BLOC DE TEXTE ->
Pour les acteurs politiques africains, organiser des élections "libres, transparentes et équitables", sans argent, devient un leurre. Les partenaires techniques et financiers semblent même y tenir plus que les pouvoirs en place. Rien d’étonnant donc si le montant de la facture dépasse l’entendement.

Aux résultats, un certain recul : les oppositions crédibles sont graduellement réduites au silence par toutes sortes de manipulations en passant par les intimidations, le nomadisme, le clientélisme et autres formes d’achats de consciences. Presque partout en Afrique, des cadres tournent allègrement dos aux principes. Pour de l’argent ou pour couvrir leurs arrières, ils se dépersonnalisent et adhèrent sans y croire au parti au pouvoir. Celui-ci conforte ses positions, fait du coloriage à l’Assemblée nationale en favorisant l’émergence de partis satellites insignifiants placées sous le label de "la majorité présidentielle". Par le biais de lois et mesures, on facilite alors les choses aux riches et puissants qui continuent de s’enrichir impunément.

Les bailleurs de fonds ? Après les résultants concluants des premières expériences, ils se sont rapidement alignés. Par dépit ou par laxisme. Ils semblent même plus conciliants à l’égard des pouvoirs en place, lesquels multiplient les subterfuges face à une opposition morcelée, désorganisée et financièrement handicapée.

On note lors des élections en Afrique un sérieux déséquilibre entre candidats. On assiste même parfois à une orgie de moyens dans un contexte de pauvreté ambiante. Ainsi, lors de la toute récente campagne électorale au Burkina Faso, un candidat à la députation n’a pas lésiné sur les moyens : il a usé d’un hélicoptère et dépensé follement pour se faire élire chez lui. Le manque de plafonnement et de contrôle des fonds contribue donc à desservir les candidats modestes. Cela peut entacher le processus démocratique, l’argent tendant à se substituer au programme, et dans certains cas, à vernir la personnalité des candidats. La démocratie étant l’apanage des peuples, il faut craindre qu’on en vienne à récuser les droits élémentaires du citoyen et à bafouer les appels à la vigilance de la société civile. Ainsi en est-il des candidatures indépendantes qui doivent être encouragées et non occultées indéfiniment.

Sur un autre plan, l’amour immodéré de l’argent tend à dénaturer la chose politique. Bien souvent, des responsables confondent la caisse du parti et leurs propres poches. Des exemples scandaleux abondent à travers le continent, où le dépit finit par engendrer le nomadisme politique. Egalement, tout en exigeant l’alternance au pouvoir d’Etat, certains dirigeants ne cherchent pas moins à s’éterniser à la tête de leur parti. Pour avoir la bourse à portée de la main. Tant pis pour le militant de base qui est bien trop loin pour comprendre les subtilités de la politique dans nos républiques bananières ! Autre illustration de cette décadence : le parachutage des candidatures à partir de la capitale.

En Occident, les lois sur les conflits d’intérêt permettent de limiter les dégâts. En Afrique, les choses se passent autrement. L’expérience montre que l’argent sale fait toujours bonne carrière chez nos acteurs politiques. Corruption, détournements, affairisme font bien souvent le lit des candidatures. Mais le citoyen n’est pas dupe. Il devine aisément que son voisin de candidat pour lequel il a toujours eu de la compassion ne s’est pas métamorphosé par un coup de baguette magique.

CONSIGNE ÉCRITE ->
Pouvez-vous restituer mot pour mot le passage du texte sur l'argent et les élections en Afrique qui commence par « Les bailleurs de » et se poursuit jusqu'à « et financièrement handicapée. » ? Les données ci-dessous forment un ensemble distinct du texte sur l'argent et les élections en Afrique.

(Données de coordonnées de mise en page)
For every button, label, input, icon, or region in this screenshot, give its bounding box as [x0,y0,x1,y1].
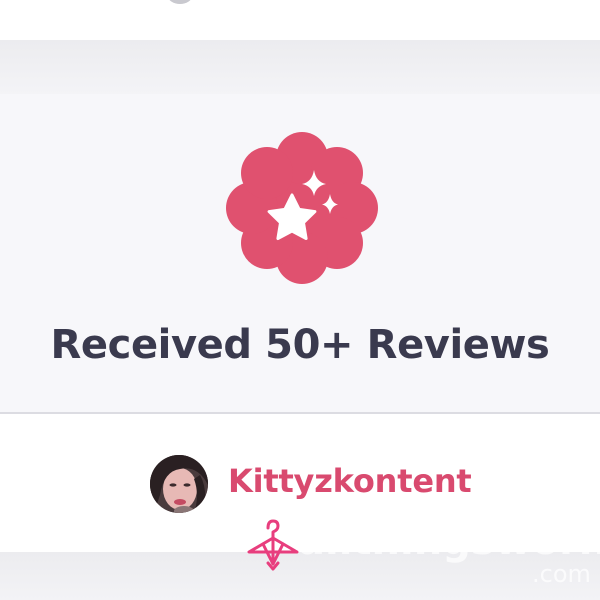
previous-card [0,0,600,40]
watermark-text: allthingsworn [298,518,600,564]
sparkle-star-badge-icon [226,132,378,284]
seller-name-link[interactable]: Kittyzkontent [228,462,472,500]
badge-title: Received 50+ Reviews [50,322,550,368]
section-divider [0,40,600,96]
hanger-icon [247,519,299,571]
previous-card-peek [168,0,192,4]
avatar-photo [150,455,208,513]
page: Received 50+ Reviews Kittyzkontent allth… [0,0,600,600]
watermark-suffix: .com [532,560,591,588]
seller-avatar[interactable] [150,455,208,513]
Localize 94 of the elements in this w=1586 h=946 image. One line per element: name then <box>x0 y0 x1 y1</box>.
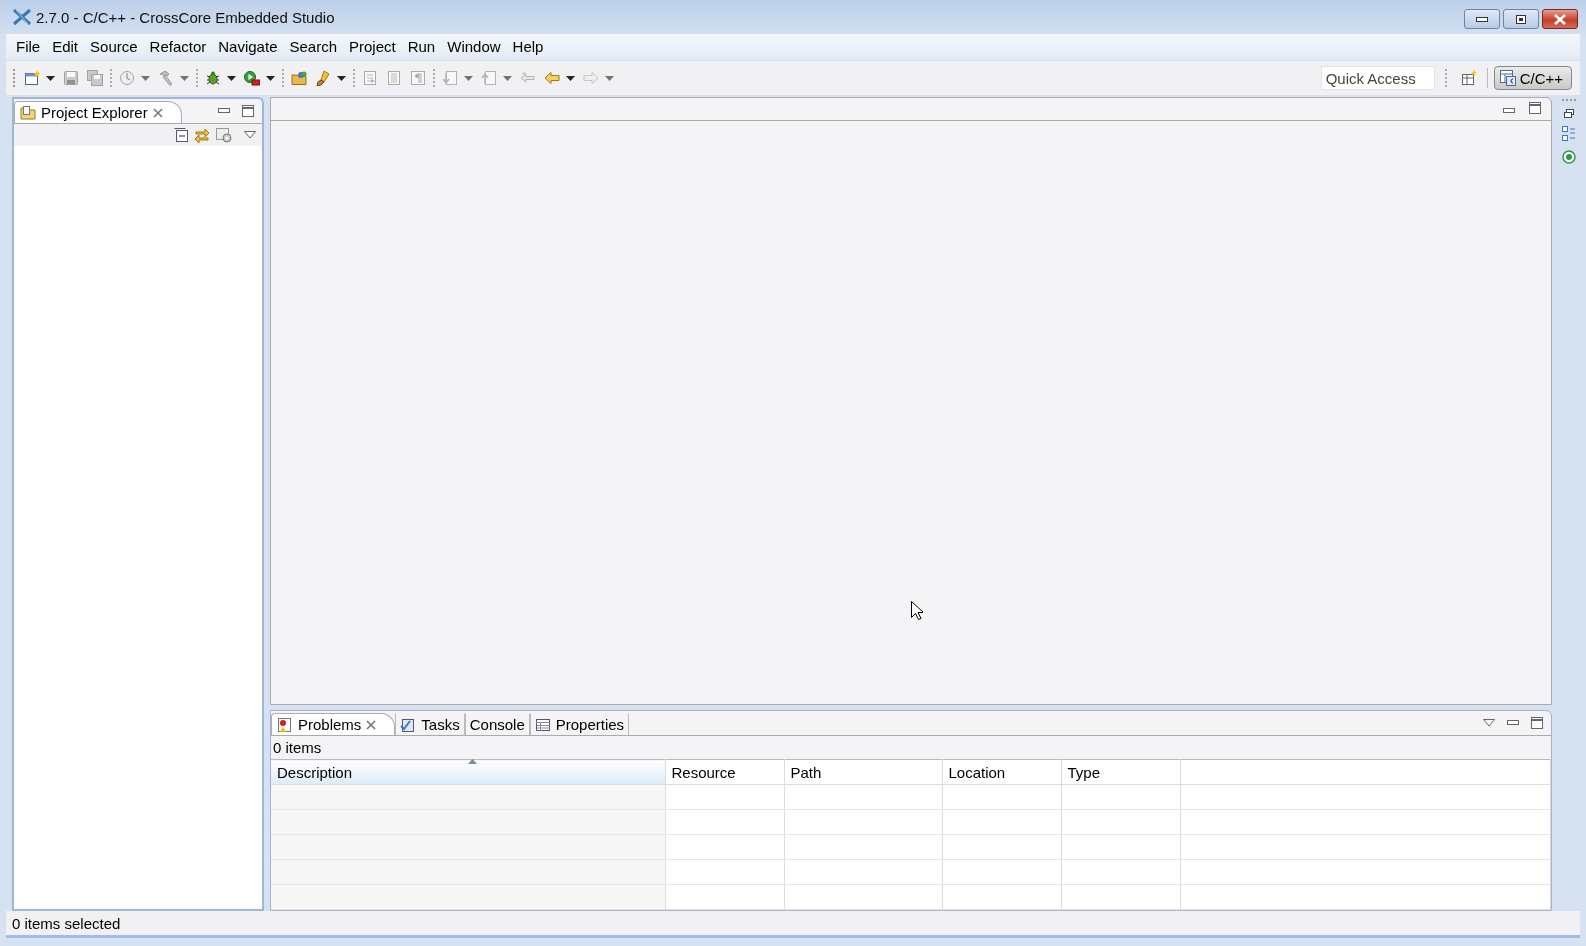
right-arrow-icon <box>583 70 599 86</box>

RÉPONSE ÉCRITE ->
Les bailleurs de fonds ? Après les résultants concluants des premières expériences, ils se sont rapidement alignés. Par dépit ou par laxisme. Ils semblent même plus conciliants à l’égard des pouvoirs en place, lesquels multiplient les subterfuges face à une opposition morcelée, désorganisée et financièrement handicapée.